▶ TASK INSTRUCTIONS:
Omit every picture while repeating the entries exactly.

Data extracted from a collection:
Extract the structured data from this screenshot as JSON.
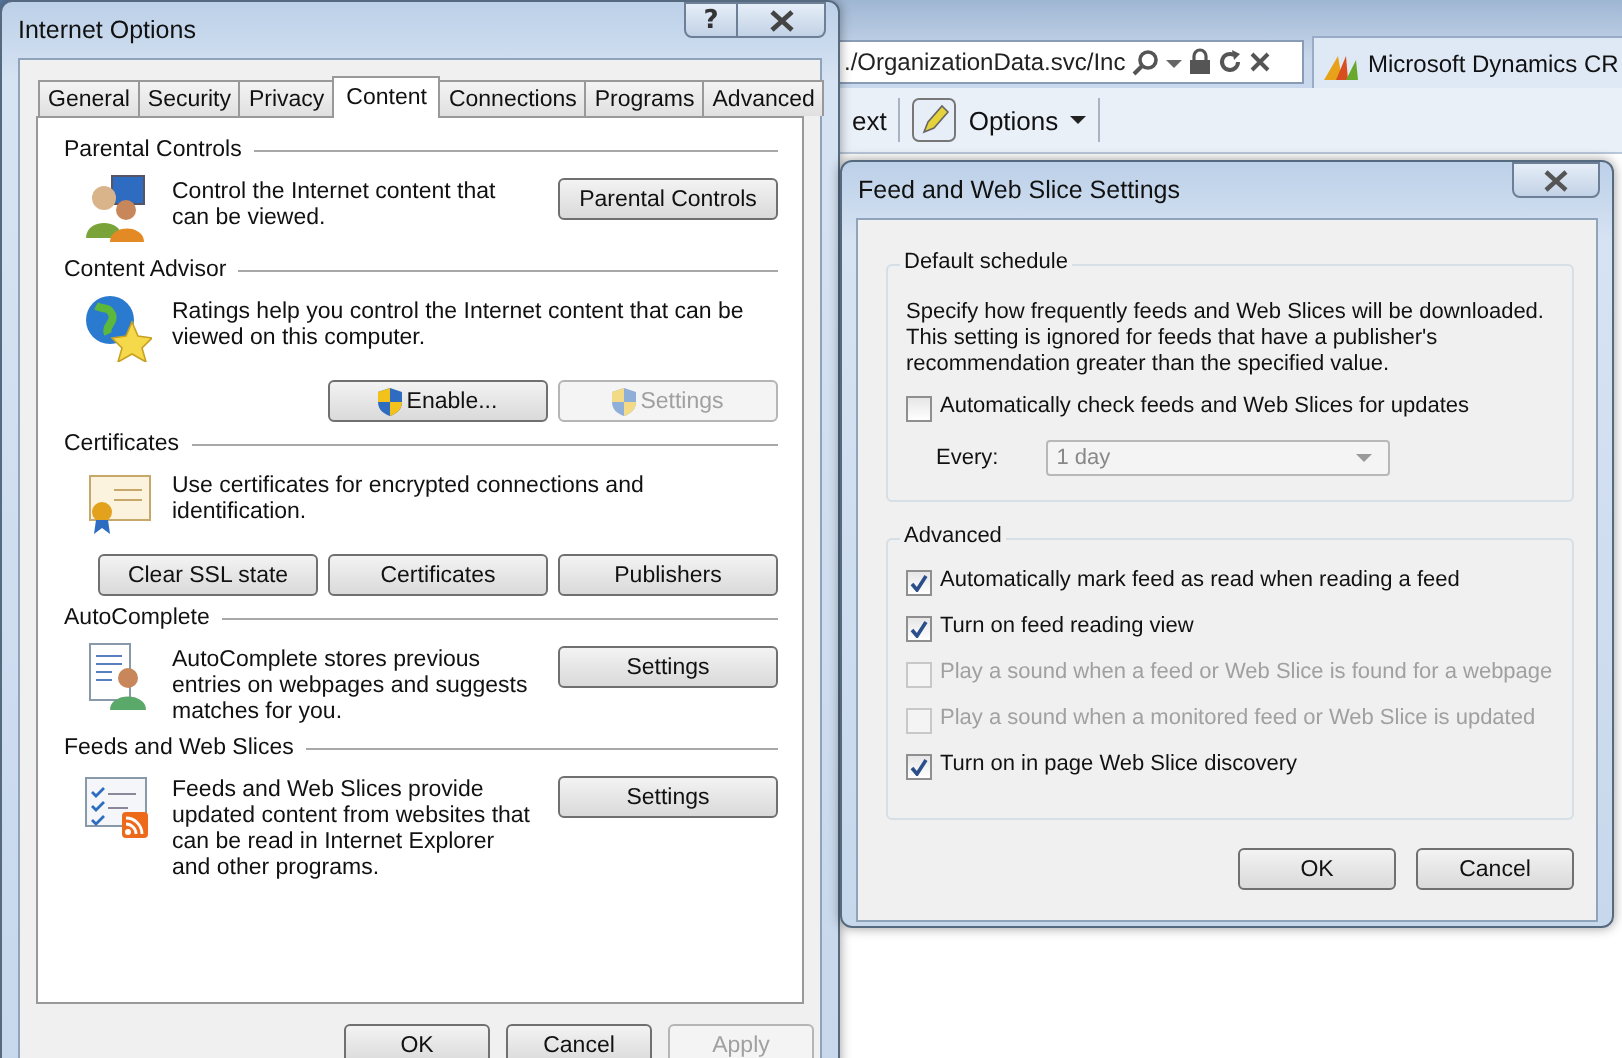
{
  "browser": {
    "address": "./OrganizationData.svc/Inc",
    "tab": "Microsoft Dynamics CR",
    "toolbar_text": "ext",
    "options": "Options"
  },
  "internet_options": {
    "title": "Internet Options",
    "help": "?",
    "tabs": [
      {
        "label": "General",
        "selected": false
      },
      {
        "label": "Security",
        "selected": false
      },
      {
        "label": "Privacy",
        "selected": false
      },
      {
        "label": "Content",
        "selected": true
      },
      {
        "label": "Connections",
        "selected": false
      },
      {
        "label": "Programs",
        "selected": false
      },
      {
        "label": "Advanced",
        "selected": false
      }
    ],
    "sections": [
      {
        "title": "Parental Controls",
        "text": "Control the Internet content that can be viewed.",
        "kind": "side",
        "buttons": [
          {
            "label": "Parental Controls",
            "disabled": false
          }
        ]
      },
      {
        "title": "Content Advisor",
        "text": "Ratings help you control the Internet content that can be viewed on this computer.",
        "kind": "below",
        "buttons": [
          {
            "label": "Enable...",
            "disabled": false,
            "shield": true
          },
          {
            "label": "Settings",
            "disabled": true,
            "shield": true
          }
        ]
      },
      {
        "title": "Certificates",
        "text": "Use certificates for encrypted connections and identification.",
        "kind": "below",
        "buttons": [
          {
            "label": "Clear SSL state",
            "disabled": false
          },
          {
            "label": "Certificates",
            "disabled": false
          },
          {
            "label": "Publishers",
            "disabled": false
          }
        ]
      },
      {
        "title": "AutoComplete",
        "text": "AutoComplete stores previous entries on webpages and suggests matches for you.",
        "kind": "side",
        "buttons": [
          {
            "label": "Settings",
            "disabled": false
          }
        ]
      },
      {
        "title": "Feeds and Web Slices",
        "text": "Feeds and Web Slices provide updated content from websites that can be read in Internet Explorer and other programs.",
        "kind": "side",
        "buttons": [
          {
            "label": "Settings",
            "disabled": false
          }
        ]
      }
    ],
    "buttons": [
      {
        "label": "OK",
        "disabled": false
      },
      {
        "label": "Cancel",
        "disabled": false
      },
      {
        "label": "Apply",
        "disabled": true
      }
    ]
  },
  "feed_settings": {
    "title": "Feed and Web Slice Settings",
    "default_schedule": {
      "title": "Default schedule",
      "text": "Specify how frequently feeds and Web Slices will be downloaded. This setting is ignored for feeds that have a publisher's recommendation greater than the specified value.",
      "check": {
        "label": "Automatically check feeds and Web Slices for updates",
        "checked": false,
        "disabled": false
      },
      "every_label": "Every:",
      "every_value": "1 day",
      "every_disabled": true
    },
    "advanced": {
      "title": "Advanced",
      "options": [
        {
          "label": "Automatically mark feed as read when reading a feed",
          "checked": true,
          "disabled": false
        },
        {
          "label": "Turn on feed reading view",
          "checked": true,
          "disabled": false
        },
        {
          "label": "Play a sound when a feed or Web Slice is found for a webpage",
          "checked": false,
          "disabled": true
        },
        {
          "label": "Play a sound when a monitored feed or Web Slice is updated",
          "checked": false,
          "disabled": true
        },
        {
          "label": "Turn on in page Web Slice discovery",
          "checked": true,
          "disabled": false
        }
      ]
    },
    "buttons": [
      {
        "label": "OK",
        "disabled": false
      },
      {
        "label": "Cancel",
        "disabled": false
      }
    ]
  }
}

▶ SOLUTION TO THIS EXERCISE:
Extract the structured data from this screenshot as JSON.
{
  "browser": {
    "address": "./OrganizationData.svc/Inc",
    "tab": "Microsoft Dynamics CR",
    "toolbar_text": "ext",
    "options": "Options"
  },
  "internet_options": {
    "title": "Internet Options",
    "help": "?",
    "tabs": [
      {
        "label": "General",
        "selected": false
      },
      {
        "label": "Security",
        "selected": false
      },
      {
        "label": "Privacy",
        "selected": false
      },
      {
        "label": "Content",
        "selected": true
      },
      {
        "label": "Connections",
        "selected": false
      },
      {
        "label": "Programs",
        "selected": false
      },
      {
        "label": "Advanced",
        "selected": false
      }
    ],
    "sections": [
      {
        "title": "Parental Controls",
        "text": "Control the Internet content that can be viewed.",
        "kind": "side",
        "buttons": [
          {
            "label": "Parental Controls",
            "disabled": false
          }
        ]
      },
      {
        "title": "Content Advisor",
        "text": "Ratings help you control the Internet content that can be viewed on this computer.",
        "kind": "below",
        "buttons": [
          {
            "label": "Enable...",
            "disabled": false,
            "shield": true
          },
          {
            "label": "Settings",
            "disabled": true,
            "shield": true
          }
        ]
      },
      {
        "title": "Certificates",
        "text": "Use certificates for encrypted connections and identification.",
        "kind": "below",
        "buttons": [
          {
            "label": "Clear SSL state",
            "disabled": false
          },
          {
            "label": "Certificates",
            "disabled": false
          },
          {
            "label": "Publishers",
            "disabled": false
          }
        ]
      },
      {
        "title": "AutoComplete",
        "text": "AutoComplete stores previous entries on webpages and suggests matches for you.",
        "kind": "side",
        "buttons": [
          {
            "label": "Settings",
            "disabled": false
          }
        ]
      },
      {
        "title": "Feeds and Web Slices",
        "text": "Feeds and Web Slices provide updated content from websites that can be read in Internet Explorer and other programs.",
        "kind": "side",
        "buttons": [
          {
            "label": "Settings",
            "disabled": false
          }
        ]
      }
    ],
    "buttons": [
      {
        "label": "OK",
        "disabled": false
      },
      {
        "label": "Cancel",
        "disabled": false
      },
      {
        "label": "Apply",
        "disabled": true
      }
    ]
  },
  "feed_settings": {
    "title": "Feed and Web Slice Settings",
    "default_schedule": {
      "title": "Default schedule",
      "text": "Specify how frequently feeds and Web Slices will be downloaded. This setting is ignored for feeds that have a publisher's recommendation greater than the specified value.",
      "check": {
        "label": "Automatically check feeds and Web Slices for updates",
        "checked": false,
        "disabled": false
      },
      "every_label": "Every:",
      "every_value": "1 day",
      "every_disabled": true
    },
    "advanced": {
      "title": "Advanced",
      "options": [
        {
          "label": "Automatically mark feed as read when reading a feed",
          "checked": true,
          "disabled": false
        },
        {
          "label": "Turn on feed reading view",
          "checked": true,
          "disabled": false
        },
        {
          "label": "Play a sound when a feed or Web Slice is found for a webpage",
          "checked": false,
          "disabled": true
        },
        {
          "label": "Play a sound when a monitored feed or Web Slice is updated",
          "checked": false,
          "disabled": true
        },
        {
          "label": "Turn on in page Web Slice discovery",
          "checked": true,
          "disabled": false
        }
      ]
    },
    "buttons": [
      {
        "label": "OK",
        "disabled": false
      },
      {
        "label": "Cancel",
        "disabled": false
      }
    ]
  }
}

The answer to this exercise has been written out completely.